### To be done
Could you give the data below again, exactly and completely?

### Source data
= = = =

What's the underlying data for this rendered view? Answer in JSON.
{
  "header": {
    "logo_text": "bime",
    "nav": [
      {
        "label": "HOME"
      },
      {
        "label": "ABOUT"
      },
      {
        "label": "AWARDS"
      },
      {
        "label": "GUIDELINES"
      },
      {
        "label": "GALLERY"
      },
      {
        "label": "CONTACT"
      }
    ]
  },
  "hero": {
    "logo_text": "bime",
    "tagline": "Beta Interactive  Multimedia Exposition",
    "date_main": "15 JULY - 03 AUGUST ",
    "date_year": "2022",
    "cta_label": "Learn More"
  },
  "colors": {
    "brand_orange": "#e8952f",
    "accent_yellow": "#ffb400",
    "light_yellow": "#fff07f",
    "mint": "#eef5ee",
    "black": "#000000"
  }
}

= = = =

### Result of this task
What's the underlying data for this rendered view? Answer in JSON.
{
  "header": {
    "logo_text": "bime",
    "nav": [
      {
        "label": "HOME"
      },
      {
        "label": "ABOUT"
      },
      {
        "label": "AWARDS"
      },
      {
        "label": "GUIDELINES"
      },
      {
        "label": "GALLERY"
      },
      {
        "label": "CONTACT"
      }
    ]
  },
  "hero": {
    "logo_text": "bime",
    "tagline": "Beta Interactive  Multimedia Exposition",
    "date_main": "15 JULY - 03 AUGUST ",
    "date_year": "2022",
    "cta_label": "Learn More"
  },
  "colors": {
    "brand_orange": "#e8952f",
    "accent_yellow": "#ffb400",
    "light_yellow": "#fff07f",
    "mint": "#eef5ee",
    "black": "#000000"
  }
}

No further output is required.